Extracts from a graphics dataset:
····················
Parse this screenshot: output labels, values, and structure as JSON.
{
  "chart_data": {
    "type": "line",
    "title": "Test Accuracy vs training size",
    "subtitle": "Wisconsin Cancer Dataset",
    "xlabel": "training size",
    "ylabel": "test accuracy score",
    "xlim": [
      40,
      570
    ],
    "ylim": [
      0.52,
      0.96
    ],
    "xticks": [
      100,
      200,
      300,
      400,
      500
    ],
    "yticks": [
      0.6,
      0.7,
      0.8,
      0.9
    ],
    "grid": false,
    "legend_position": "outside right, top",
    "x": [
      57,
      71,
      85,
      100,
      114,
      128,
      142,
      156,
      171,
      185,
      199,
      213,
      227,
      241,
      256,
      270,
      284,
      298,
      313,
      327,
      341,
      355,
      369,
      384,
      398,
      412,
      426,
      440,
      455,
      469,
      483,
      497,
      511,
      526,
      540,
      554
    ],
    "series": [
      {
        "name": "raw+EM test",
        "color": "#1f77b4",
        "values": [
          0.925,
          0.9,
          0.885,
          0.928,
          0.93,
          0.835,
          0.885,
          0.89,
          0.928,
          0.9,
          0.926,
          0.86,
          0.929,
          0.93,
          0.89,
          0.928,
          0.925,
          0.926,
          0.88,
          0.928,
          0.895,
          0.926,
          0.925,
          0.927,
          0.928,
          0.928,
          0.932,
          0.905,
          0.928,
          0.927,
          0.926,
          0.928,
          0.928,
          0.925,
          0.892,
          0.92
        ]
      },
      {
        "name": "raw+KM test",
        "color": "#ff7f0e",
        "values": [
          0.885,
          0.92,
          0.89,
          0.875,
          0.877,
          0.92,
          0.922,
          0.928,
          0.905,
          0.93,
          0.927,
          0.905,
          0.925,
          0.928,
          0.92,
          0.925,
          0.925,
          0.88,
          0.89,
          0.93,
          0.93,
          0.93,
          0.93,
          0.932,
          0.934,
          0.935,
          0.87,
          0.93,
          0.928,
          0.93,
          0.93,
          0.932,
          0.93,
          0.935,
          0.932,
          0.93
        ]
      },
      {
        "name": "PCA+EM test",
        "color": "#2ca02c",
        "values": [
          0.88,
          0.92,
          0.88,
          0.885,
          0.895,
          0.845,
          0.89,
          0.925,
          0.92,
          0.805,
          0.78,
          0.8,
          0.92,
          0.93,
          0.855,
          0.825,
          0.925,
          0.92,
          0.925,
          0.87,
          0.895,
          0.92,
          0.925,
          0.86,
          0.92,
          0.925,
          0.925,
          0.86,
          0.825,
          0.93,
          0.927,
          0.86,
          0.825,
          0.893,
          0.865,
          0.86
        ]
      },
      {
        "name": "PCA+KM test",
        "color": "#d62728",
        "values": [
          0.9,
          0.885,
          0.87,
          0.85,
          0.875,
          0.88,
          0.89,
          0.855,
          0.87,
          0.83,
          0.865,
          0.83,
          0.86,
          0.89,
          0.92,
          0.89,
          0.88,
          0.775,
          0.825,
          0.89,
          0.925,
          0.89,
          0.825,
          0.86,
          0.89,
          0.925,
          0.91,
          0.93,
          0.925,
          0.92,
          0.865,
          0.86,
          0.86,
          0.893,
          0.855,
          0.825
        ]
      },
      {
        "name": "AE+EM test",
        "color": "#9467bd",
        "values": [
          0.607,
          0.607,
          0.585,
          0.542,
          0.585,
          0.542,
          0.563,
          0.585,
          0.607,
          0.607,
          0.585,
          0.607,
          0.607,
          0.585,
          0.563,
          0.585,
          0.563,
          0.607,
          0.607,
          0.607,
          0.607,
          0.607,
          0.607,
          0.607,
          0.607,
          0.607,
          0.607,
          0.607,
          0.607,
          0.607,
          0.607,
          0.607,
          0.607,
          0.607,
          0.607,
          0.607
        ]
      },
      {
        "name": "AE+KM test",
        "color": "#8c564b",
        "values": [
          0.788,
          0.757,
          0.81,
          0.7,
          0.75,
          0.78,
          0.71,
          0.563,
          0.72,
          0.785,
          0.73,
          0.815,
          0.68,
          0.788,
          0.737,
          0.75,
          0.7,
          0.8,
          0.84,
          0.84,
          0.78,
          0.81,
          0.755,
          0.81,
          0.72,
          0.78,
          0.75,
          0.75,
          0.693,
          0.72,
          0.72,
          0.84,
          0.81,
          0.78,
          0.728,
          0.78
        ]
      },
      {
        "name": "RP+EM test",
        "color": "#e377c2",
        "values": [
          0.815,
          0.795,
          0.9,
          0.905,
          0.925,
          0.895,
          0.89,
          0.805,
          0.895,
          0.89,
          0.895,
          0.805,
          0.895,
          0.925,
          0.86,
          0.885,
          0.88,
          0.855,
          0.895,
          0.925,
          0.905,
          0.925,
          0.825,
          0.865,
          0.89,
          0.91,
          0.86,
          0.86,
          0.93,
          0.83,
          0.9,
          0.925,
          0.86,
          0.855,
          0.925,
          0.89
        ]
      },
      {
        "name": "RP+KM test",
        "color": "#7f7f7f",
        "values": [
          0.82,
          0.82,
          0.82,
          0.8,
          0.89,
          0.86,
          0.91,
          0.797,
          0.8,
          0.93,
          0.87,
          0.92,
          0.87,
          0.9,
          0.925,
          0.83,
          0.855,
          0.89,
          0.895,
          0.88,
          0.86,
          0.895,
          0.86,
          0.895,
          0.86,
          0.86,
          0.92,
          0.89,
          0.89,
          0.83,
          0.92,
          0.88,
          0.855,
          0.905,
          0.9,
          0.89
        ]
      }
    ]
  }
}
····················
**EXERCISE INSTRUCTIONS:** Each line of the listing should be copied exactly.

**ANSWER TO THE PROBLEM:**
Parse this screenshot: output labels, values, and structure as JSON.
{
  "chart_data": {
    "type": "line",
    "title": "Test Accuracy vs training size",
    "subtitle": "Wisconsin Cancer Dataset",
    "xlabel": "training size",
    "ylabel": "test accuracy score",
    "xlim": [
      40,
      570
    ],
    "ylim": [
      0.52,
      0.96
    ],
    "xticks": [
      100,
      200,
      300,
      400,
      500
    ],
    "yticks": [
      0.6,
      0.7,
      0.8,
      0.9
    ],
    "grid": false,
    "legend_position": "outside right, top",
    "x": [
      57,
      71,
      85,
      100,
      114,
      128,
      142,
      156,
      171,
      185,
      199,
      213,
      227,
      241,
      256,
      270,
      284,
      298,
      313,
      327,
      341,
      355,
      369,
      384,
      398,
      412,
      426,
      440,
      455,
      469,
      483,
      497,
      511,
      526,
      540,
      554
    ],
    "series": [
      {
        "name": "raw+EM test",
        "color": "#1f77b4",
        "values": [
          0.925,
          0.9,
          0.885,
          0.928,
          0.93,
          0.835,
          0.885,
          0.89,
          0.928,
          0.9,
          0.926,
          0.86,
          0.929,
          0.93,
          0.89,
          0.928,
          0.925,
          0.926,
          0.88,
          0.928,
          0.895,
          0.926,
          0.925,
          0.927,
          0.928,
          0.928,
          0.932,
          0.905,
          0.928,
          0.927,
          0.926,
          0.928,
          0.928,
          0.925,
          0.892,
          0.92
        ]
      },
      {
        "name": "raw+KM test",
        "color": "#ff7f0e",
        "values": [
          0.885,
          0.92,
          0.89,
          0.875,
          0.877,
          0.92,
          0.922,
          0.928,
          0.905,
          0.93,
          0.927,
          0.905,
          0.925,
          0.928,
          0.92,
          0.925,
          0.925,
          0.88,
          0.89,
          0.93,
          0.93,
          0.93,
          0.93,
          0.932,
          0.934,
          0.935,
          0.87,
          0.93,
          0.928,
          0.93,
          0.93,
          0.932,
          0.93,
          0.935,
          0.932,
          0.93
        ]
      },
      {
        "name": "PCA+EM test",
        "color": "#2ca02c",
        "values": [
          0.88,
          0.92,
          0.88,
          0.885,
          0.895,
          0.845,
          0.89,
          0.925,
          0.92,
          0.805,
          0.78,
          0.8,
          0.92,
          0.93,
          0.855,
          0.825,
          0.925,
          0.92,
          0.925,
          0.87,
          0.895,
          0.92,
          0.925,
          0.86,
          0.92,
          0.925,
          0.925,
          0.86,
          0.825,
          0.93,
          0.927,
          0.86,
          0.825,
          0.893,
          0.865,
          0.86
        ]
      },
      {
        "name": "PCA+KM test",
        "color": "#d62728",
        "values": [
          0.9,
          0.885,
          0.87,
          0.85,
          0.875,
          0.88,
          0.89,
          0.855,
          0.87,
          0.83,
          0.865,
          0.83,
          0.86,
          0.89,
          0.92,
          0.89,
          0.88,
          0.775,
          0.825,
          0.89,
          0.925,
          0.89,
          0.825,
          0.86,
          0.89,
          0.925,
          0.91,
          0.93,
          0.925,
          0.92,
          0.865,
          0.86,
          0.86,
          0.893,
          0.855,
          0.825
        ]
      },
      {
        "name": "AE+EM test",
        "color": "#9467bd",
        "values": [
          0.607,
          0.607,
          0.585,
          0.542,
          0.585,
          0.542,
          0.563,
          0.585,
          0.607,
          0.607,
          0.585,
          0.607,
          0.607,
          0.585,
          0.563,
          0.585,
          0.563,
          0.607,
          0.607,
          0.607,
          0.607,
          0.607,
          0.607,
          0.607,
          0.607,
          0.607,
          0.607,
          0.607,
          0.607,
          0.607,
          0.607,
          0.607,
          0.607,
          0.607,
          0.607,
          0.607
        ]
      },
      {
        "name": "AE+KM test",
        "color": "#8c564b",
        "values": [
          0.788,
          0.757,
          0.81,
          0.7,
          0.75,
          0.78,
          0.71,
          0.563,
          0.72,
          0.785,
          0.73,
          0.815,
          0.68,
          0.788,
          0.737,
          0.75,
          0.7,
          0.8,
          0.84,
          0.84,
          0.78,
          0.81,
          0.755,
          0.81,
          0.72,
          0.78,
          0.75,
          0.75,
          0.693,
          0.72,
          0.72,
          0.84,
          0.81,
          0.78,
          0.728,
          0.78
        ]
      },
      {
        "name": "RP+EM test",
        "color": "#e377c2",
        "values": [
          0.815,
          0.795,
          0.9,
          0.905,
          0.925,
          0.895,
          0.89,
          0.805,
          0.895,
          0.89,
          0.895,
          0.805,
          0.895,
          0.925,
          0.86,
          0.885,
          0.88,
          0.855,
          0.895,
          0.925,
          0.905,
          0.925,
          0.825,
          0.865,
          0.89,
          0.91,
          0.86,
          0.86,
          0.93,
          0.83,
          0.9,
          0.925,
          0.86,
          0.855,
          0.925,
          0.89
        ]
      },
      {
        "name": "RP+KM test",
        "color": "#7f7f7f",
        "values": [
          0.82,
          0.82,
          0.82,
          0.8,
          0.89,
          0.86,
          0.91,
          0.797,
          0.8,
          0.93,
          0.87,
          0.92,
          0.87,
          0.9,
          0.925,
          0.83,
          0.855,
          0.89,
          0.895,
          0.88,
          0.86,
          0.895,
          0.86,
          0.895,
          0.86,
          0.86,
          0.92,
          0.89,
          0.89,
          0.83,
          0.92,
          0.88,
          0.855,
          0.905,
          0.9,
          0.89
        ]
      }
    ]
  }
}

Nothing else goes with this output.